---------- Given records ----------

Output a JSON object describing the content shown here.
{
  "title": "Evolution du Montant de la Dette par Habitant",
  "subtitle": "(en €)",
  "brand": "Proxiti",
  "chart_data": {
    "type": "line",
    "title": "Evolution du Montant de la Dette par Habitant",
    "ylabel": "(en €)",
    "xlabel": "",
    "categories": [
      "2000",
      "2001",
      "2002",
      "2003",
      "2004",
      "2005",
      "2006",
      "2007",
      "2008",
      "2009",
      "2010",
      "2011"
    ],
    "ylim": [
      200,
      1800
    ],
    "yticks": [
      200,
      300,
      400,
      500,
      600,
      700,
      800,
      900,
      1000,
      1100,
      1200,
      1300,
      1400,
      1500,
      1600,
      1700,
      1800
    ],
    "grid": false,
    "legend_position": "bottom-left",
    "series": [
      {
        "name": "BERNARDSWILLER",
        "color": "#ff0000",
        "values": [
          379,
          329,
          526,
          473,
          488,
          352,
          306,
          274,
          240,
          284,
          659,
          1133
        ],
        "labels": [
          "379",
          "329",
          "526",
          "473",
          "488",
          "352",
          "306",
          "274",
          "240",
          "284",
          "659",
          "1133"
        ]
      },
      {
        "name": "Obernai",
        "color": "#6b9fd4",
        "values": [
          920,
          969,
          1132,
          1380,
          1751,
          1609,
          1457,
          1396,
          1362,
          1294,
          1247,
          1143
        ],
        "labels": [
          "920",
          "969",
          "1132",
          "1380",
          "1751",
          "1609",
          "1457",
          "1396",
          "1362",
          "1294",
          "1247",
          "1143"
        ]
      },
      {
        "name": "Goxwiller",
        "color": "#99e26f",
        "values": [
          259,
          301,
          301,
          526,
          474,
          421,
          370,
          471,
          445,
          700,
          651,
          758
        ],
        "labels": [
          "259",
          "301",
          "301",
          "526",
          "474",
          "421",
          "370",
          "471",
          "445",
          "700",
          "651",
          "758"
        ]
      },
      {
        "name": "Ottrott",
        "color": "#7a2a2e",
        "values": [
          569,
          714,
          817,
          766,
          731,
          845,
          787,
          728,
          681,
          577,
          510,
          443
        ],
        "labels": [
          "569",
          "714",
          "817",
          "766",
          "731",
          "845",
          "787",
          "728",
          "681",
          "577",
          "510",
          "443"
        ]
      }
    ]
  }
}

----------

Write the data back out verbatim.

Output a JSON object describing the content shown here.
{
  "title": "Evolution du Montant de la Dette par Habitant",
  "subtitle": "(en €)",
  "brand": "Proxiti",
  "chart_data": {
    "type": "line",
    "title": "Evolution du Montant de la Dette par Habitant",
    "ylabel": "(en €)",
    "xlabel": "",
    "categories": [
      "2000",
      "2001",
      "2002",
      "2003",
      "2004",
      "2005",
      "2006",
      "2007",
      "2008",
      "2009",
      "2010",
      "2011"
    ],
    "ylim": [
      200,
      1800
    ],
    "yticks": [
      200,
      300,
      400,
      500,
      600,
      700,
      800,
      900,
      1000,
      1100,
      1200,
      1300,
      1400,
      1500,
      1600,
      1700,
      1800
    ],
    "grid": false,
    "legend_position": "bottom-left",
    "series": [
      {
        "name": "BERNARDSWILLER",
        "color": "#ff0000",
        "values": [
          379,
          329,
          526,
          473,
          488,
          352,
          306,
          274,
          240,
          284,
          659,
          1133
        ],
        "labels": [
          "379",
          "329",
          "526",
          "473",
          "488",
          "352",
          "306",
          "274",
          "240",
          "284",
          "659",
          "1133"
        ]
      },
      {
        "name": "Obernai",
        "color": "#6b9fd4",
        "values": [
          920,
          969,
          1132,
          1380,
          1751,
          1609,
          1457,
          1396,
          1362,
          1294,
          1247,
          1143
        ],
        "labels": [
          "920",
          "969",
          "1132",
          "1380",
          "1751",
          "1609",
          "1457",
          "1396",
          "1362",
          "1294",
          "1247",
          "1143"
        ]
      },
      {
        "name": "Goxwiller",
        "color": "#99e26f",
        "values": [
          259,
          301,
          301,
          526,
          474,
          421,
          370,
          471,
          445,
          700,
          651,
          758
        ],
        "labels": [
          "259",
          "301",
          "301",
          "526",
          "474",
          "421",
          "370",
          "471",
          "445",
          "700",
          "651",
          "758"
        ]
      },
      {
        "name": "Ottrott",
        "color": "#7a2a2e",
        "values": [
          569,
          714,
          817,
          766,
          731,
          845,
          787,
          728,
          681,
          577,
          510,
          443
        ],
        "labels": [
          "569",
          "714",
          "817",
          "766",
          "731",
          "845",
          "787",
          "728",
          "681",
          "577",
          "510",
          "443"
        ]
      }
    ]
  }
}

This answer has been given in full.